WHAT YOU NEED TO DO:
Leave out the pictures and repeat everything else in the records exactly.

AVAILABLE DATA:
++++++

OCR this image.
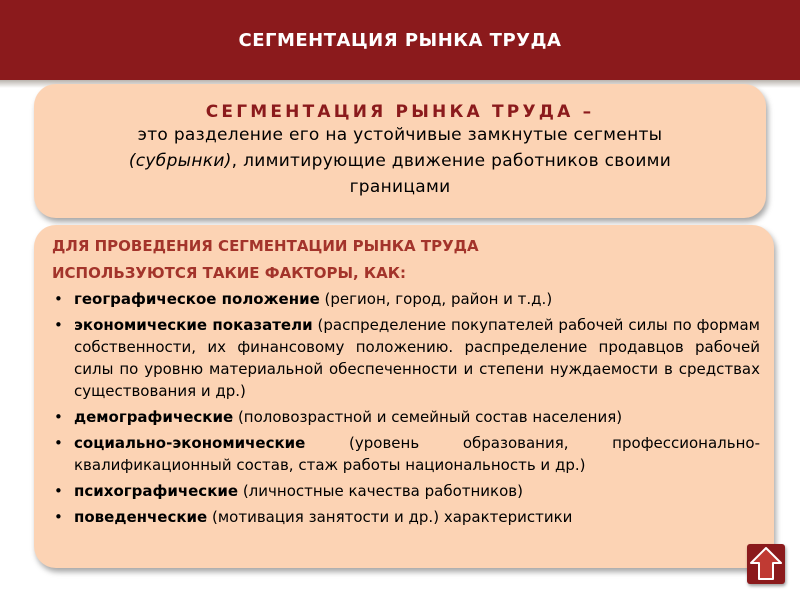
СЕГМЕНТАЦИЯ РЫНКА ТРУДА
СЕГМЕНТАЦИЯ РЫНКА ТРУДА –
это разделение его на устойчивые замкнутые сегменты
(субрынки), лимитирующие движение работников своими
границами
ДЛЯ ПРОВЕДЕНИЯ СЕГМЕНТАЦИИ РЫНКА ТРУДА
ИСПОЛЬЗУЮТСЯ ТАКИЕ ФАКТОРЫ, КАК:
• географическое положение (регион, город, район и т.д.)
• экономические показатели (распределение покупателей рабочей силы по формам собственности, их финансовому положению. распределение продавцов рабочей силы по уровню материальной обеспеченности и степени нуждаемости в средствах существования и др.)
• демографические (половозрастной и семейный состав населения)
• социально-экономические (уровень образования, профессионально-квалификационный состав, стаж работы национальность и др.)
• психографические (личностные качества работников)
• поведенческие (мотивация занятости и др.) характеристики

++++++

FINISHED ANSWER:
OCR this image.
СЕГМЕНТАЦИЯ РЫНКА ТРУДА
СЕГМЕНТАЦИЯ РЫНКА ТРУДА –
это разделение его на устойчивые замкнутые сегменты
(субрынки), лимитирующие движение работников своими
границами
ДЛЯ ПРОВЕДЕНИЯ СЕГМЕНТАЦИИ РЫНКА ТРУДА
ИСПОЛЬЗУЮТСЯ ТАКИЕ ФАКТОРЫ, КАК:
• географическое положение (регион, город, район и т.д.)
• экономические показатели (распределение покупателей рабочей силы по формам собственности, их финансовому положению. распределение продавцов рабочей силы по уровню материальной обеспеченности и степени нуждаемости в средствах существования и др.)
• демографические (половозрастной и семейный состав населения)
• социально-экономические (уровень образования, профессионально-квалификационный состав, стаж работы национальность и др.)
• психографические (личностные качества работников)
• поведенческие (мотивация занятости и др.) характеристики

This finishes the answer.